Saved entries

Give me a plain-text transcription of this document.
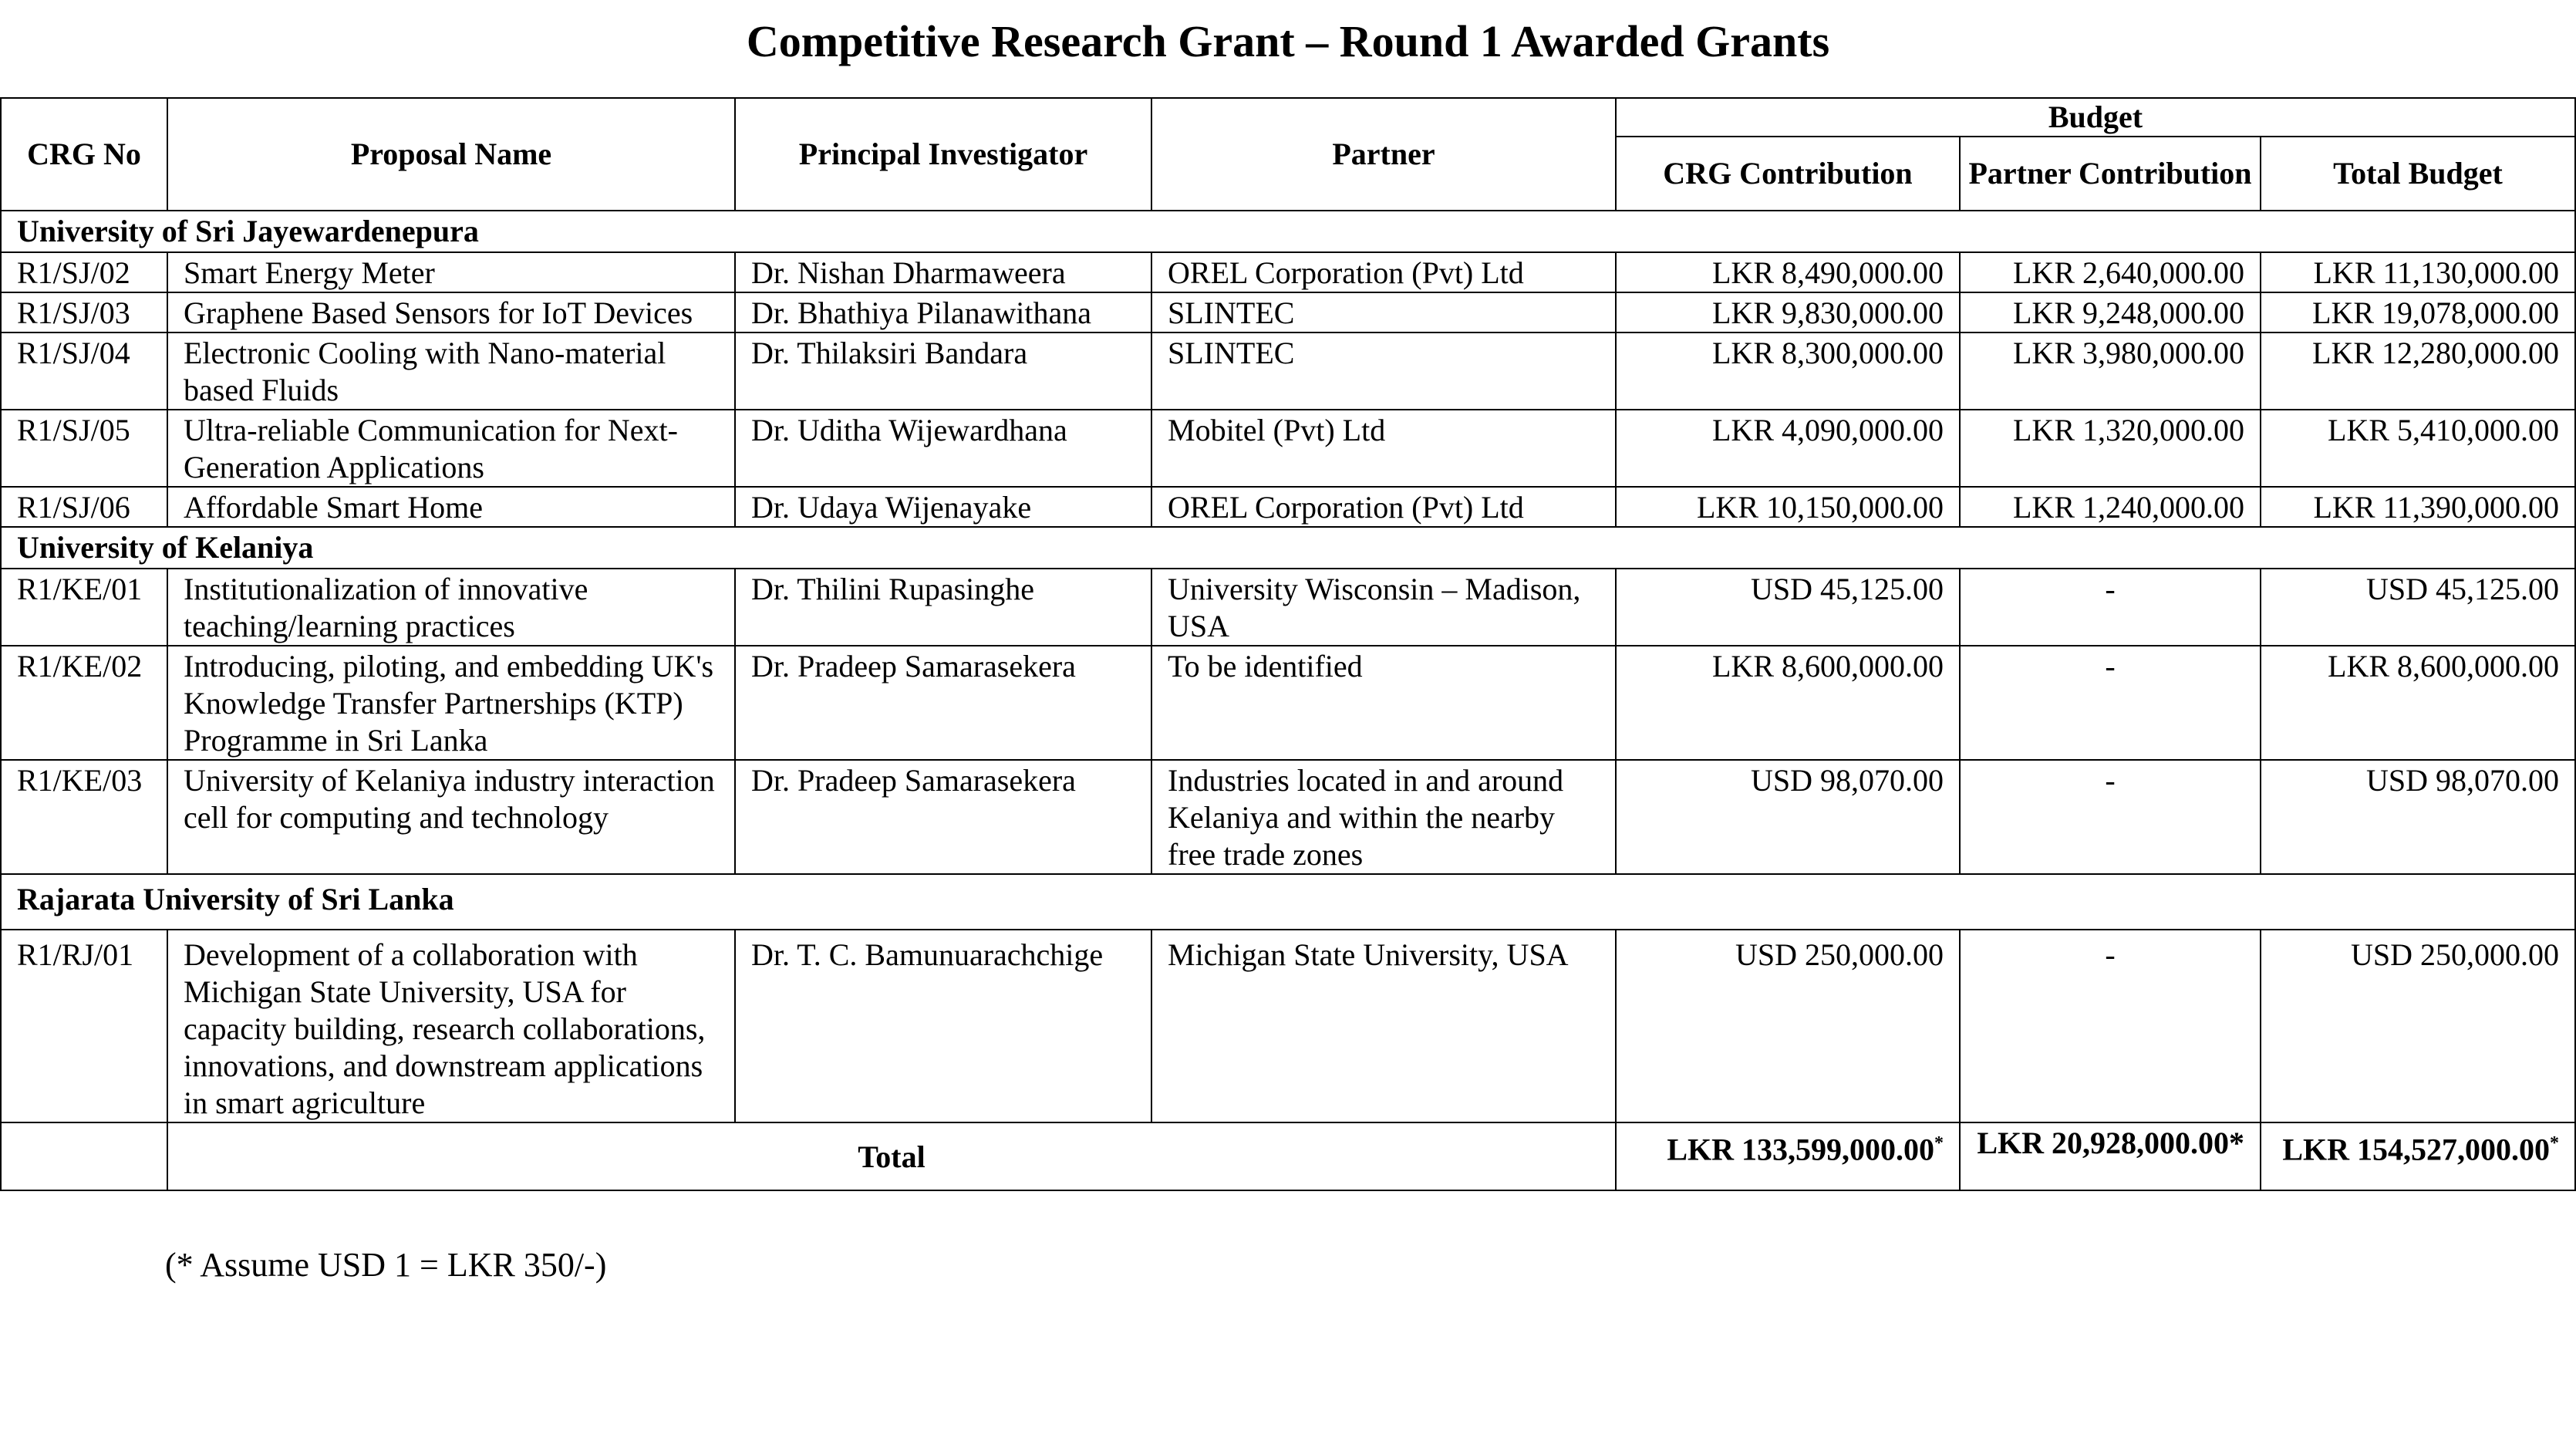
Competitive Research Grant – Round 1 Awarded Grants
CRG No	Proposal Name	Principal Investigator	Partner	Budget		
				CRG Contribution	Partner Contribution	Total Budget
University of Sri Jayewardenepura						
R1/SJ/02	Smart Energy Meter	Dr. Nishan Dharmaweera	OREL Corporation (Pvt) Ltd	LKR 8,490,000.00	LKR 2,640,000.00	LKR 11,130,000.00
R1/SJ/03	Graphene Based Sensors for IoT Devices	Dr. Bhathiya Pilanawithana	SLINTEC	LKR 9,830,000.00	LKR 9,248,000.00	LKR 19,078,000.00
R1/SJ/04	Electronic Cooling with Nano-material based Fluids	Dr. Thilaksiri Bandara	SLINTEC	LKR 8,300,000.00	LKR 3,980,000.00	LKR 12,280,000.00
R1/SJ/05	Ultra-reliable Communication for Next-Generation Applications	Dr. Uditha Wijewardhana	Mobitel (Pvt) Ltd	LKR 4,090,000.00	LKR 1,320,000.00	LKR 5,410,000.00
R1/SJ/06	Affordable Smart Home	Dr. Udaya Wijenayake	OREL Corporation (Pvt) Ltd	LKR 10,150,000.00	LKR 1,240,000.00	LKR 11,390,000.00
University of Kelaniya						
R1/KE/01	Institutionalization of innovative teaching/learning practices	Dr. Thilini Rupasinghe	University Wisconsin – Madison, USA	USD 45,125.00	-	USD 45,125.00
R1/KE/02	Introducing, piloting, and embedding UK's Knowledge Transfer Partnerships (KTP) Programme in Sri Lanka	Dr. Pradeep Samarasekera	To be identified	LKR 8,600,000.00	-	LKR 8,600,000.00
R1/KE/03	University of Kelaniya industry interaction cell for computing and technology	Dr. Pradeep Samarasekera	Industries located in and around Kelaniya and within the nearby free trade zones	USD 98,070.00	-	USD 98,070.00
Rajarata University of Sri Lanka						
R1/RJ/01	Development of a collaboration with Michigan State University, USA for capacity building, research collaborations, innovations, and downstream applications in smart agriculture	Dr. T. C. Bamunuarachchige	Michigan State University, USA	USD 250,000.00	-	USD 250,000.00
	Total			LKR 133,599,000.00*	LKR 20,928,000.00*	LKR 154,527,000.00*
(* Assume USD 1 = LKR 350/-)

Directions
Search the data for the string "Corporation" and copy each line where it appears.

The answer
R1/SJ/02	Smart Energy Meter	Dr. Nishan Dharmaweera	OREL Corporation (Pvt) Ltd	LKR 8,490,000.00	LKR 2,640,000.00	LKR 11,130,000.00
R1/SJ/06	Affordable Smart Home	Dr. Udaya Wijenayake	OREL Corporation (Pvt) Ltd	LKR 10,150,000.00	LKR 1,240,000.00	LKR 11,390,000.00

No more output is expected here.